What is expected – Each line of the listing must be transcribed exactly, except for the images, which should be excluded.

Records –
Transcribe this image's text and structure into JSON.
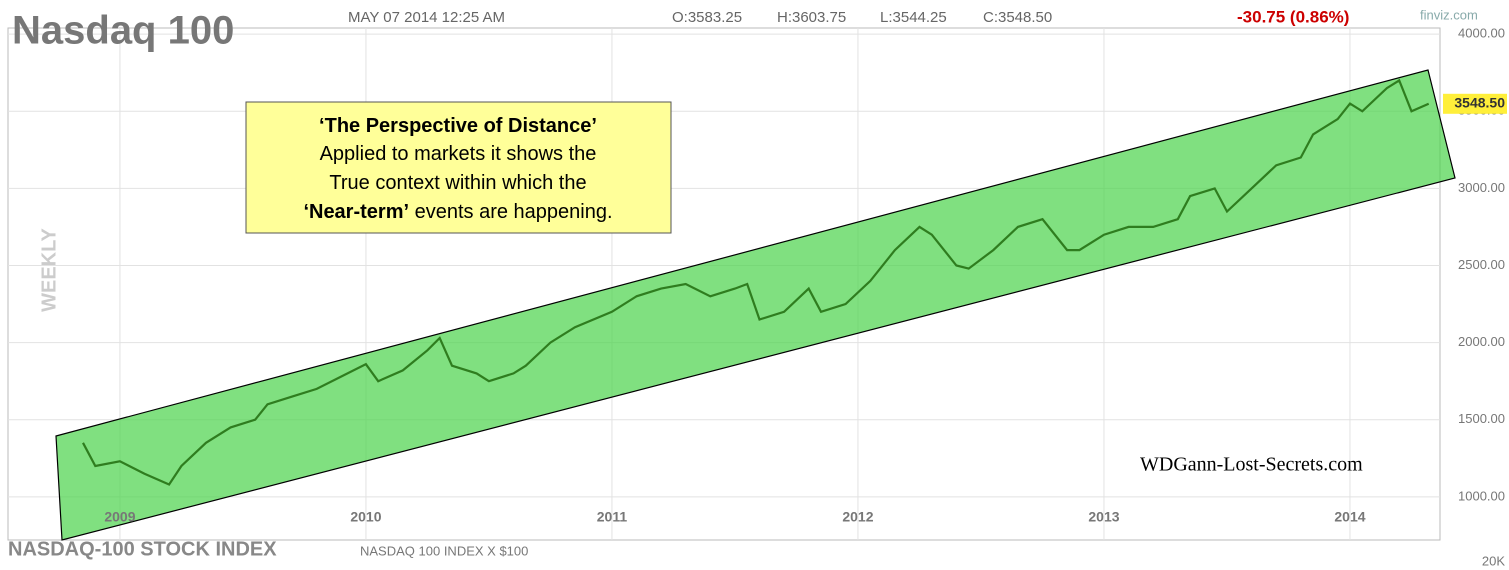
{
  "chart_data": {
    "type": "line",
    "title": "Nasdaq 100",
    "datetime": "MAY 07 2014 12:25 AM",
    "ohlc": [
      "O:3583.25",
      "H:3603.75",
      "L:3544.25",
      "C:3548.50"
    ],
    "change": "-30.75 (0.86%)",
    "source": "finviz.com",
    "period": "WEEKLY",
    "subtitle": "NASDAQ-100 STOCK INDEX",
    "index_note": "NASDAQ 100 INDEX X $100",
    "volume_label": "20K",
    "watermark": "WDGann-Lost-Secrets.com",
    "annotation": [
      [
        {
          "text": "‘The Perspective of Distance’",
          "bold": true
        }
      ],
      [
        {
          "text": "Applied to markets it shows the",
          "bold": false
        }
      ],
      [
        {
          "text": "True context within which the",
          "bold": false
        }
      ],
      [
        {
          "text": "‘Near-term’",
          "bold": true
        },
        {
          "text": " events are happening.",
          "bold": false
        }
      ]
    ],
    "last_price": {
      "value": 3548.5,
      "label": "3548.50"
    },
    "color": "#2f7d1f",
    "grid": true,
    "x": [
      2008.85,
      2008.9,
      2009.0,
      2009.1,
      2009.2,
      2009.25,
      2009.35,
      2009.45,
      2009.55,
      2009.6,
      2009.7,
      2009.8,
      2009.9,
      2010.0,
      2010.05,
      2010.15,
      2010.25,
      2010.3,
      2010.35,
      2010.45,
      2010.5,
      2010.6,
      2010.65,
      2010.75,
      2010.85,
      2011.0,
      2011.1,
      2011.2,
      2011.3,
      2011.4,
      2011.5,
      2011.55,
      2011.6,
      2011.7,
      2011.8,
      2011.85,
      2011.95,
      2012.05,
      2012.15,
      2012.25,
      2012.3,
      2012.4,
      2012.45,
      2012.55,
      2012.65,
      2012.75,
      2012.85,
      2012.9,
      2013.0,
      2013.1,
      2013.2,
      2013.3,
      2013.35,
      2013.45,
      2013.5,
      2013.6,
      2013.7,
      2013.8,
      2013.85,
      2013.95,
      2014.0,
      2014.05,
      2014.15,
      2014.2,
      2014.25,
      2014.32
    ],
    "values": [
      1350,
      1200,
      1230,
      1150,
      1080,
      1200,
      1350,
      1450,
      1500,
      1600,
      1650,
      1700,
      1780,
      1860,
      1750,
      1820,
      1950,
      2030,
      1850,
      1800,
      1750,
      1800,
      1850,
      2000,
      2100,
      2200,
      2300,
      2350,
      2380,
      2300,
      2350,
      2380,
      2150,
      2200,
      2350,
      2200,
      2250,
      2400,
      2600,
      2750,
      2700,
      2500,
      2480,
      2600,
      2750,
      2800,
      2600,
      2600,
      2700,
      2750,
      2750,
      2800,
      2950,
      3000,
      2850,
      3000,
      3150,
      3200,
      3350,
      3450,
      3550,
      3500,
      3650,
      3700,
      3500,
      3548.5
    ],
    "xlim": [
      2008.545,
      2014.366
    ],
    "xticks": [
      2009,
      2010,
      2011,
      2012,
      2013,
      2014
    ],
    "ylim": [
      720,
      4040
    ],
    "yticks": [
      {
        "value": 1000,
        "label": "1000.00"
      },
      {
        "value": 1500,
        "label": "1500.00"
      },
      {
        "value": 2000,
        "label": "2000.00"
      },
      {
        "value": 2500,
        "label": "2500.00"
      },
      {
        "value": 3000,
        "label": "3000.00"
      },
      {
        "value": 3500,
        "label": "3500.00"
      },
      {
        "value": 4000,
        "label": "4000.00"
      }
    ]
  }
}
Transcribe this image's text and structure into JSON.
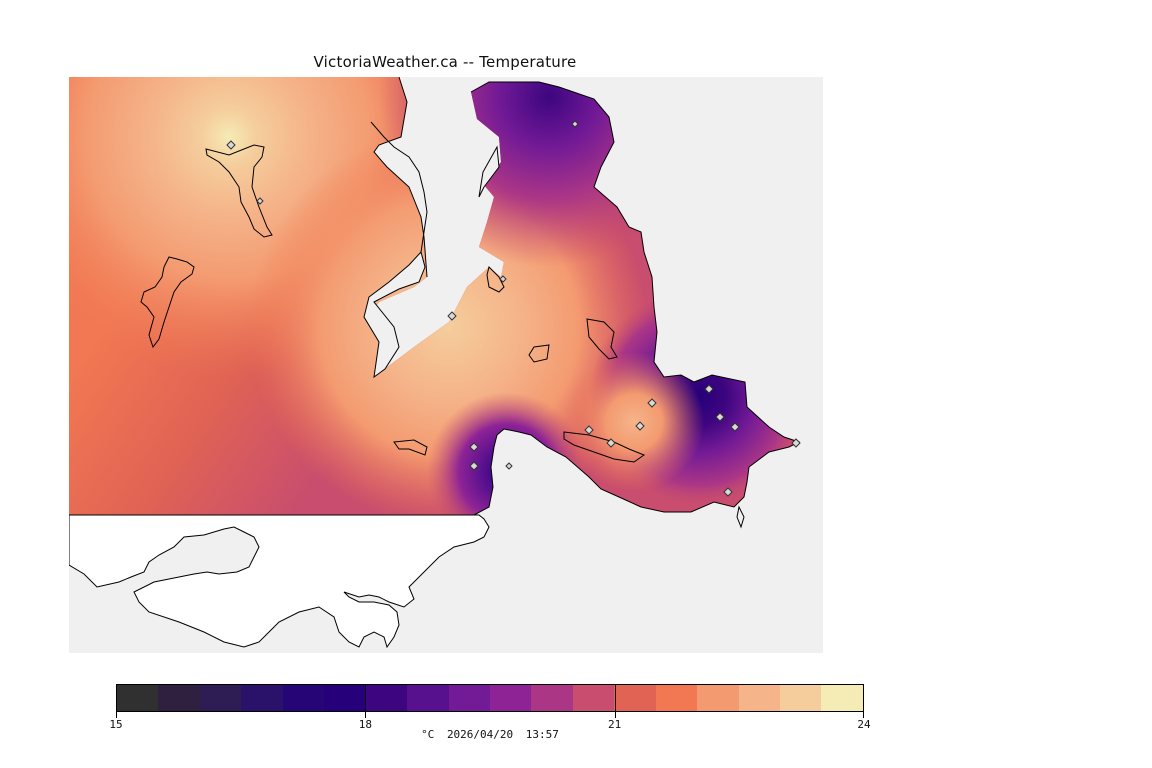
{
  "title": "VictoriaWeather.ca -- Temperature",
  "map": {
    "background_color": "#f0f0f0",
    "land_color": "#ffffff",
    "coastline_color": "#000000",
    "station_marker_icon": "diamond-icon"
  },
  "legend": {
    "min": 15,
    "max": 24,
    "tick_labels": [
      "15",
      "18",
      "21",
      "24"
    ],
    "tick_values": [
      15,
      18,
      21,
      24
    ],
    "colors": [
      "#303030",
      "#2f2040",
      "#2e1d55",
      "#2a126a",
      "#260577",
      "#26007a",
      "#3d0580",
      "#57108e",
      "#731a96",
      "#8e2396",
      "#ab3686",
      "#c84d6e",
      "#e06354",
      "#f17852",
      "#f49a70",
      "#f5b48a",
      "#f5cd9c",
      "#f5ebb5"
    ],
    "unit": "°C",
    "date": "2026/04/20",
    "time": "13:57"
  }
}
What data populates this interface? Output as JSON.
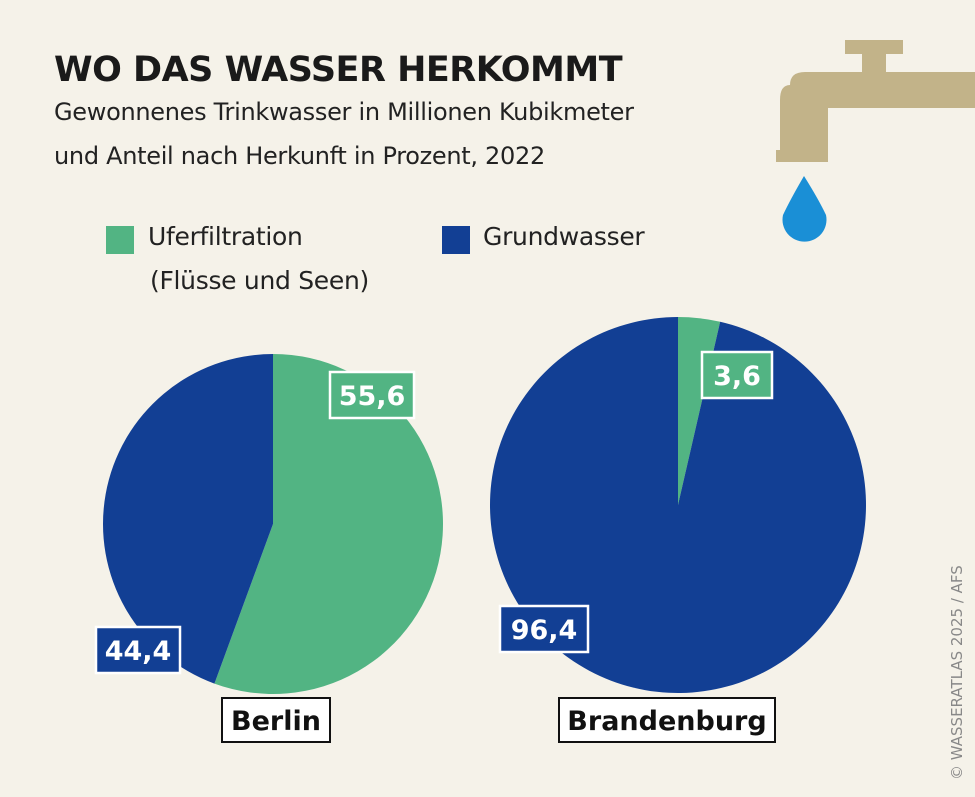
{
  "header": {
    "title": "WO DAS WASSER HERKOMMT",
    "subtitle_line1": "Gewonnenes Trinkwasser in Millionen Kubikmeter",
    "subtitle_line2": "und Anteil nach Herkunft in Prozent, 2022"
  },
  "legend": [
    {
      "label": "Uferfiltration",
      "label2": "(Flüsse und Seen)",
      "color": "#52b483"
    },
    {
      "label": "Grundwasser",
      "color": "#123f94"
    }
  ],
  "credit": "© WASSERATLAS 2025 / AFS",
  "icons": {
    "faucet": "faucet-icon",
    "drop": "water-drop-icon"
  },
  "chart_data": [
    {
      "type": "pie",
      "title": "Berlin",
      "slices": [
        {
          "name": "Uferfiltration",
          "value": 55.6,
          "label": "55,6",
          "color": "#52b483"
        },
        {
          "name": "Grundwasser",
          "value": 44.4,
          "label": "44,4",
          "color": "#123f94"
        }
      ]
    },
    {
      "type": "pie",
      "title": "Brandenburg",
      "slices": [
        {
          "name": "Uferfiltration",
          "value": 3.6,
          "label": "3,6",
          "color": "#52b483"
        },
        {
          "name": "Grundwasser",
          "value": 96.4,
          "label": "96,4",
          "color": "#123f94"
        }
      ]
    }
  ]
}
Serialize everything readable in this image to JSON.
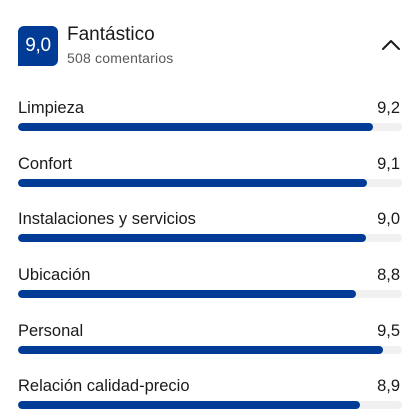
{
  "summary": {
    "score": "9,0",
    "rating_word": "Fantástico",
    "reviews": "508 comentarios",
    "accent_color": "#003b95",
    "collapse_icon": "chevron-up-icon"
  },
  "categories": [
    {
      "label": "Limpieza",
      "value": "9,2",
      "fill_fraction": 0.925
    },
    {
      "label": "Confort",
      "value": "9,1",
      "fill_fraction": 0.91
    },
    {
      "label": "Instalaciones y servicios",
      "value": "9,0",
      "fill_fraction": 0.905
    },
    {
      "label": "Ubicación",
      "value": "8,8",
      "fill_fraction": 0.88
    },
    {
      "label": "Personal",
      "value": "9,5",
      "fill_fraction": 0.95
    },
    {
      "label": "Relación calidad-precio",
      "value": "8,9",
      "fill_fraction": 0.89
    }
  ]
}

Exercise solution –
Transcribe this image's text and structure into JSON.
{
  "chart_data": {
    "type": "line",
    "title": "Nasdaq 100",
    "datetime": "MAY 07 2014 12:25 AM",
    "ohlc": [
      "O:3583.25",
      "H:3603.75",
      "L:3544.25",
      "C:3548.50"
    ],
    "change": "-30.75 (0.86%)",
    "source": "finviz.com",
    "period": "WEEKLY",
    "subtitle": "NASDAQ-100 STOCK INDEX",
    "index_note": "NASDAQ 100 INDEX X $100",
    "volume_label": "20K",
    "watermark": "WDGann-Lost-Secrets.com",
    "annotation": [
      [
        {
          "text": "‘The Perspective of Distance’",
          "bold": true
        }
      ],
      [
        {
          "text": "Applied to markets it shows the",
          "bold": false
        }
      ],
      [
        {
          "text": "True context within which the",
          "bold": false
        }
      ],
      [
        {
          "text": "‘Near-term’",
          "bold": true
        },
        {
          "text": " events are happening.",
          "bold": false
        }
      ]
    ],
    "last_price": {
      "value": 3548.5,
      "label": "3548.50"
    },
    "color": "#2f7d1f",
    "grid": true,
    "x": [
      2008.85,
      2008.9,
      2009.0,
      2009.1,
      2009.2,
      2009.25,
      2009.35,
      2009.45,
      2009.55,
      2009.6,
      2009.7,
      2009.8,
      2009.9,
      2010.0,
      2010.05,
      2010.15,
      2010.25,
      2010.3,
      2010.35,
      2010.45,
      2010.5,
      2010.6,
      2010.65,
      2010.75,
      2010.85,
      2011.0,
      2011.1,
      2011.2,
      2011.3,
      2011.4,
      2011.5,
      2011.55,
      2011.6,
      2011.7,
      2011.8,
      2011.85,
      2011.95,
      2012.05,
      2012.15,
      2012.25,
      2012.3,
      2012.4,
      2012.45,
      2012.55,
      2012.65,
      2012.75,
      2012.85,
      2012.9,
      2013.0,
      2013.1,
      2013.2,
      2013.3,
      2013.35,
      2013.45,
      2013.5,
      2013.6,
      2013.7,
      2013.8,
      2013.85,
      2013.95,
      2014.0,
      2014.05,
      2014.15,
      2014.2,
      2014.25,
      2014.32
    ],
    "values": [
      1350,
      1200,
      1230,
      1150,
      1080,
      1200,
      1350,
      1450,
      1500,
      1600,
      1650,
      1700,
      1780,
      1860,
      1750,
      1820,
      1950,
      2030,
      1850,
      1800,
      1750,
      1800,
      1850,
      2000,
      2100,
      2200,
      2300,
      2350,
      2380,
      2300,
      2350,
      2380,
      2150,
      2200,
      2350,
      2200,
      2250,
      2400,
      2600,
      2750,
      2700,
      2500,
      2480,
      2600,
      2750,
      2800,
      2600,
      2600,
      2700,
      2750,
      2750,
      2800,
      2950,
      3000,
      2850,
      3000,
      3150,
      3200,
      3350,
      3450,
      3550,
      3500,
      3650,
      3700,
      3500,
      3548.5
    ],
    "xlim": [
      2008.545,
      2014.366
    ],
    "xticks": [
      2009,
      2010,
      2011,
      2012,
      2013,
      2014
    ],
    "ylim": [
      720,
      4040
    ],
    "yticks": [
      {
        "value": 1000,
        "label": "1000.00"
      },
      {
        "value": 1500,
        "label": "1500.00"
      },
      {
        "value": 2000,
        "label": "2000.00"
      },
      {
        "value": 2500,
        "label": "2500.00"
      },
      {
        "value": 3000,
        "label": "3000.00"
      },
      {
        "value": 3500,
        "label": "3500.00"
      },
      {
        "value": 4000,
        "label": "4000.00"
      }
    ]
  }
}
Transcribe this image's text and structure into JSON.
{
  "title": "VictoriaWeather.ca -- Temperature",
  "map": {
    "background_color": "#f0f0f0",
    "land_color": "#ffffff",
    "coastline_color": "#000000",
    "station_marker_icon": "diamond-icon"
  },
  "legend": {
    "min": 15,
    "max": 24,
    "tick_labels": [
      "15",
      "18",
      "21",
      "24"
    ],
    "tick_values": [
      15,
      18,
      21,
      24
    ],
    "colors": [
      "#303030",
      "#2f2040",
      "#2e1d55",
      "#2a126a",
      "#260577",
      "#26007a",
      "#3d0580",
      "#57108e",
      "#731a96",
      "#8e2396",
      "#ab3686",
      "#c84d6e",
      "#e06354",
      "#f17852",
      "#f49a70",
      "#f5b48a",
      "#f5cd9c",
      "#f5ebb5"
    ],
    "unit": "°C",
    "date": "2026/04/20",
    "time": "13:57"
  }
}
What data populates this interface? Output as JSON.
{
  "header": {
    "title": "WO DAS WASSER HERKOMMT",
    "subtitle_line1": "Gewonnenes Trinkwasser in Millionen Kubikmeter",
    "subtitle_line2": "und Anteil nach Herkunft in Prozent, 2022"
  },
  "legend": [
    {
      "label": "Uferfiltration",
      "label2": "(Flüsse und Seen)",
      "color": "#52b483"
    },
    {
      "label": "Grundwasser",
      "color": "#123f94"
    }
  ],
  "credit": "© WASSERATLAS 2025 / AFS",
  "icons": {
    "faucet": "faucet-icon",
    "drop": "water-drop-icon"
  },
  "chart_data": [
    {
      "type": "pie",
      "title": "Berlin",
      "slices": [
        {
          "name": "Uferfiltration",
          "value": 55.6,
          "label": "55,6",
          "color": "#52b483"
        },
        {
          "name": "Grundwasser",
          "value": 44.4,
          "label": "44,4",
          "color": "#123f94"
        }
      ]
    },
    {
      "type": "pie",
      "title": "Brandenburg",
      "slices": [
        {
          "name": "Uferfiltration",
          "value": 3.6,
          "label": "3,6",
          "color": "#52b483"
        },
        {
          "name": "Grundwasser",
          "value": 96.4,
          "label": "96,4",
          "color": "#123f94"
        }
      ]
    }
  ]
}
Serialize everything readable in this image to JSON.
{
  "summary": {
    "score": "9,0",
    "rating_word": "Fantástico",
    "reviews": "508 comentarios",
    "accent_color": "#003b95",
    "collapse_icon": "chevron-up-icon"
  },
  "categories": [
    {
      "label": "Limpieza",
      "value": "9,2",
      "fill_fraction": 0.925
    },
    {
      "label": "Confort",
      "value": "9,1",
      "fill_fraction": 0.91
    },
    {
      "label": "Instalaciones y servicios",
      "value": "9,0",
      "fill_fraction": 0.905
    },
    {
      "label": "Ubicación",
      "value": "8,8",
      "fill_fraction": 0.88
    },
    {
      "label": "Personal",
      "value": "9,5",
      "fill_fraction": 0.95
    },
    {
      "label": "Relación calidad-precio",
      "value": "8,9",
      "fill_fraction": 0.89
    }
  ]
}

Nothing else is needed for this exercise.